* PROBLEM DETAILS *
Lines holding the string "Unemployment" are the ones to copy; find them all in the data.

* Entries from a dataset *

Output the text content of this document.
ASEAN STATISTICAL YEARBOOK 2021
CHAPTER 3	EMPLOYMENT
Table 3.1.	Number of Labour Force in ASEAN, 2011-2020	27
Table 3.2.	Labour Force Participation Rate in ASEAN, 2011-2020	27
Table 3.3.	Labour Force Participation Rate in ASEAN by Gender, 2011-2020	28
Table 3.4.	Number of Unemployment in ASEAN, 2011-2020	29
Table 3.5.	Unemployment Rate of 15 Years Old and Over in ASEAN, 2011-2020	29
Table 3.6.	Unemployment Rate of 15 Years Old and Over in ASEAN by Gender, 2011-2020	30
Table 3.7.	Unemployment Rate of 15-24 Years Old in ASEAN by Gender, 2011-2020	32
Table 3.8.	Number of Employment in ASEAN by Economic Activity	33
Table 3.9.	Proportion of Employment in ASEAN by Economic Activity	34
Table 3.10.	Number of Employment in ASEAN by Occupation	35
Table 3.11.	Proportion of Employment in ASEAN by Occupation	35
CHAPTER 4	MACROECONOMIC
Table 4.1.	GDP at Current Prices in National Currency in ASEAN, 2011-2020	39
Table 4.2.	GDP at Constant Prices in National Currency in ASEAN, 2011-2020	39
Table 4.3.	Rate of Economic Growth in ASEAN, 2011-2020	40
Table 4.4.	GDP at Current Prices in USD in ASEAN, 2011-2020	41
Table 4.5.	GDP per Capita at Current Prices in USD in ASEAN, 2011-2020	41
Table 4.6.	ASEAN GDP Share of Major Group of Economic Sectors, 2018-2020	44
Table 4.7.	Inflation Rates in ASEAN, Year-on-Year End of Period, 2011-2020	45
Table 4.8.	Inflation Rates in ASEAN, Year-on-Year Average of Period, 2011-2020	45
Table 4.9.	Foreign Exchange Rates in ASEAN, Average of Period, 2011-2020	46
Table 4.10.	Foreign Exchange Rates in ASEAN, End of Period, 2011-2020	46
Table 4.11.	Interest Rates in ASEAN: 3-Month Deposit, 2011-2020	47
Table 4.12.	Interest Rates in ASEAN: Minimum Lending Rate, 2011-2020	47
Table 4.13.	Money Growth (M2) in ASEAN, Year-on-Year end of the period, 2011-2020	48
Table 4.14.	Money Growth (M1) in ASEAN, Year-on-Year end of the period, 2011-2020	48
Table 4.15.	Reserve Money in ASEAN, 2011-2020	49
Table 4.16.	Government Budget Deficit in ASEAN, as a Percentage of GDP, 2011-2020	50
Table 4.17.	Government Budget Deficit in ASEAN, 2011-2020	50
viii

* ANSWER FOR THE TASK *
Table 3.4.	Number of Unemployment in ASEAN, 2011-2020	29
Table 3.5.	Unemployment Rate of 15 Years Old and Over in ASEAN, 2011-2020	29
Table 3.6.	Unemployment Rate of 15 Years Old and Over in ASEAN by Gender, 2011-2020	30
Table 3.7.	Unemployment Rate of 15-24 Years Old in ASEAN by Gender, 2011-2020	32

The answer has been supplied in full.